* start DATA FOR THE TASK *

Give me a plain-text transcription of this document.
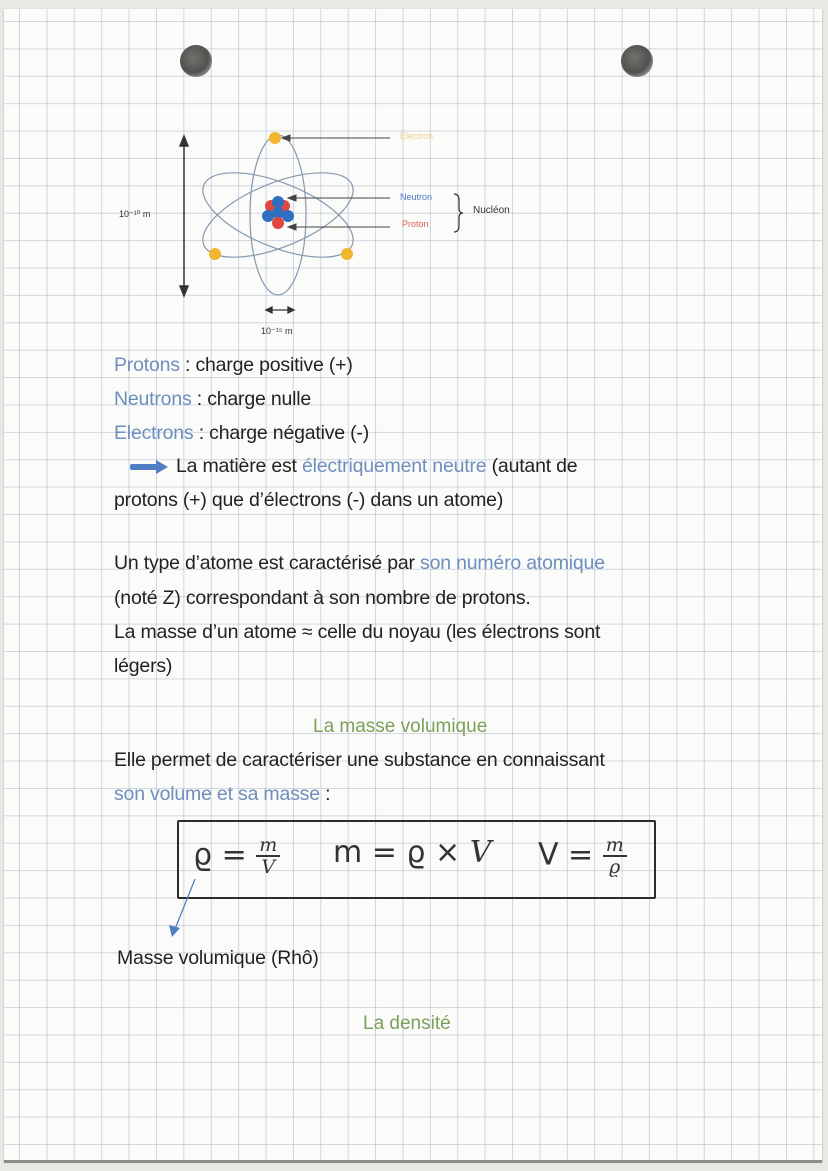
Electron
Neutron
Proton
Nucléon
10⁻¹⁰ m
10⁻¹⁵ m
Protons : charge positive (+)
Neutrons : charge nulle
Electrons : charge négative (-)
La matière est électriquement neutre (autant de
protons (+) que d’électrons (-) dans un atome)
Un type d’atome est caractérisé par son numéro atomique
(noté Z) correspondant à son nombre de protons.
La masse d’un atome ≈ celle du noyau (les électrons sont
légers)
La masse volumique
Elle permet de caractériser une substance en connaissant
son volume et sa masse :
$ϱ = \frac{m}{V}$ m = ϱ × V $V = \frac{m}{ϱ}$
Masse volumique (Rhô)
La densité
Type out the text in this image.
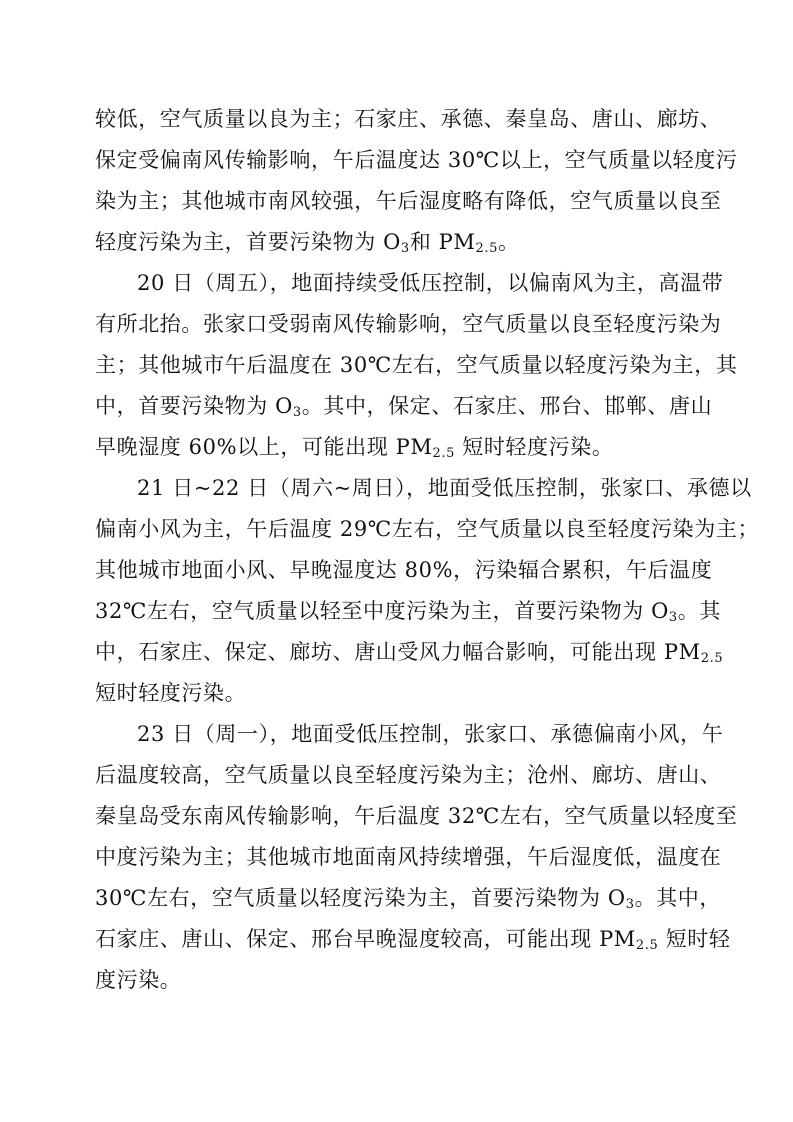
较低，空气质量以良为主；石家庄、承德、秦皇岛、唐山、廊坊、
保定受偏南风传输影响，午后温度达 30℃以上，空气质量以轻度污
染为主；其他城市南风较强，午后湿度略有降低，空气质量以良至
轻度污染为主，首要污染物为 $O_3$和 $PM_{2.5}$。
20 日（周五），地面持续受低压控制，以偏南风为主，高温带
有所北抬。张家口受弱南风传输影响，空气质量以良至轻度污染为
主；其他城市午后温度在 30℃左右，空气质量以轻度污染为主，其
中，首要污染物为 $O_3$。其中，保定、石家庄、邢台、邯郸、唐山
早晚湿度 60%以上，可能出现 $PM_{2.5}$ 短时轻度污染。
21 日~22 日（周六~周日），地面受低压控制，张家口、承德以
偏南小风为主，午后温度 29℃左右，空气质量以良至轻度污染为主；
其他城市地面小风、早晚湿度达 80%，污染辐合累积，午后温度
32℃左右，空气质量以轻至中度污染为主，首要污染物为 $O_3$。其
中，石家庄、保定、廊坊、唐山受风力幅合影响，可能出现 $PM_{2.5}$
短时轻度污染。
23 日（周一），地面受低压控制，张家口、承德偏南小风，午
后温度较高，空气质量以良至轻度污染为主；沧州、廊坊、唐山、
秦皇岛受东南风传输影响，午后温度 32℃左右，空气质量以轻度至
中度污染为主；其他城市地面南风持续增强，午后湿度低，温度在
30℃左右，空气质量以轻度污染为主，首要污染物为 $O_3$。其中，
石家庄、唐山、保定、邢台早晚湿度较高，可能出现 $PM_{2.5}$ 短时轻
度污染。
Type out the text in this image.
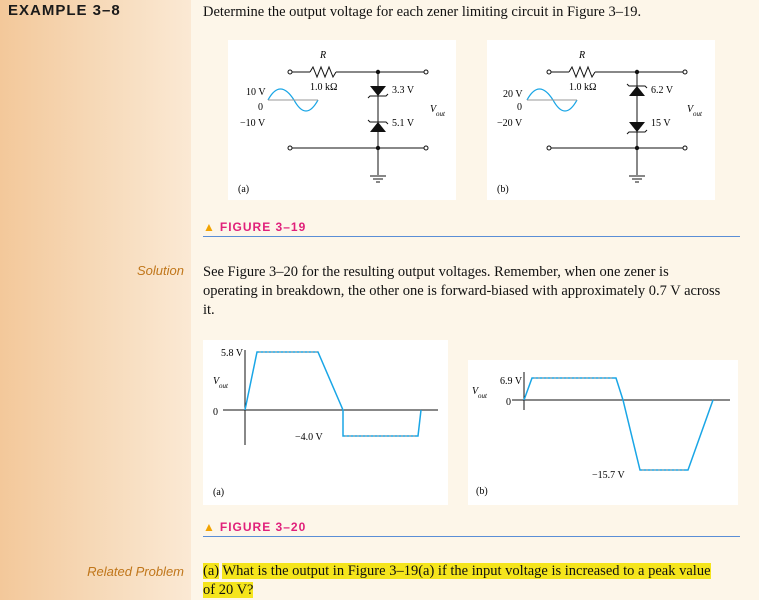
EXAMPLE 3–8	Determine the output voltage for each zener limiting circuit in Figure 3–19.
R
1.0 kΩ
10 V
0
−10 V
3.3 V
5.1 V
V out
(a)
R
1.0 kΩ
20 V
0
−20 V
6.2 V
15 V
V out
(b)
▲ FIGURE 3–19
Solution See Figure 3–20 for the resulting output voltages. Remember, when one zener is operating in breakdown, the other one is forward-biased with approximately 0.7 V across it.
5.8 V
0
−4.0 V
V out
(a)
6.9 V
0
−15.7 V
V out
(b)
▲ FIGURE 3–20
Related Problem (a) What is the output in Figure 3–19(a) if the input voltage is increased to a peak value of 20 V?
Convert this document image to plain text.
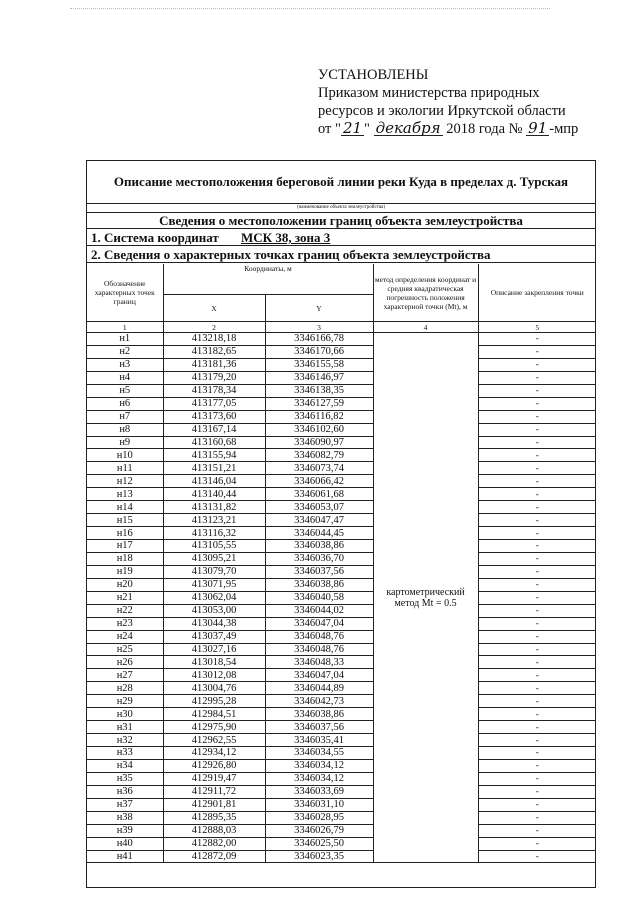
УСТАНОВЛЕНЫ
Приказом министерства природных
ресурсов и экологии Иркутской области
от " 21 " декабря 2018 года № 91 -мпр
Описание местоположения береговой линии реки Куда в пределах д. Турская
(наименование объекта землеустройства)
Сведения о местоположении границ объекта землеустройства
1. Система координат МСК 38, зона 3
2. Сведения о характерных точках границ объекта землеустройства
Обозначение характерных точек границ	Координаты, м		метод определения координат и средняя квадратическая погрешность положения характерной точки (Mt), м	Описание закрепления точки
	X	Y		
1	2	3	4	5
н1	413218,18	3346166,78	картометрический метод Mt = 0.5	-
н2	413182,65	3346170,66		-
н3	413181,36	3346155,58		-
н4	413179,20	3346146,97		-
н5	413178,34	3346138,35		-
н6	413177,05	3346127,59		-
н7	413173,60	3346116,82		-
н8	413167,14	3346102,60		-
н9	413160,68	3346090,97		-
н10	413155,94	3346082,79		-
н11	413151,21	3346073,74		-
н12	413146,04	3346066,42		-
н13	413140,44	3346061,68		-
н14	413131,82	3346053,07		-
н15	413123,21	3346047,47		-
н16	413116,32	3346044,45		-
н17	413105,55	3346038,86		-
н18	413095,21	3346036,70		-
н19	413079,70	3346037,56		-
н20	413071,95	3346038,86		-
н21	413062,04	3346040,58		-
н22	413053,00	3346044,02		-
н23	413044,38	3346047,04		-
н24	413037,49	3346048,76		-
н25	413027,16	3346048,76		-
н26	413018,54	3346048,33		-
н27	413012,08	3346047,04		-
н28	413004,76	3346044,89		-
н29	412995,28	3346042,73		-
н30	412984,51	3346038,86		-
н31	412975,90	3346037,56		-
н32	412962,55	3346035,41		-
н33	412934,12	3346034,55		-
н34	412926,80	3346034,12		-
н35	412919,47	3346034,12		-
н36	412911,72	3346033,69		-
н37	412901,81	3346031,10		-
н38	412895,35	3346028,95		-
н39	412888,03	3346026,79		-
н40	412882,00	3346025,50		-
н41	412872,09	3346023,35		-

* end DATA FOR THE TASK *

• **EXERCISE DESCRIPTION**:
Give nothing but the number of lines containing the string "可能出现".

• **FINAL RESULT**:
3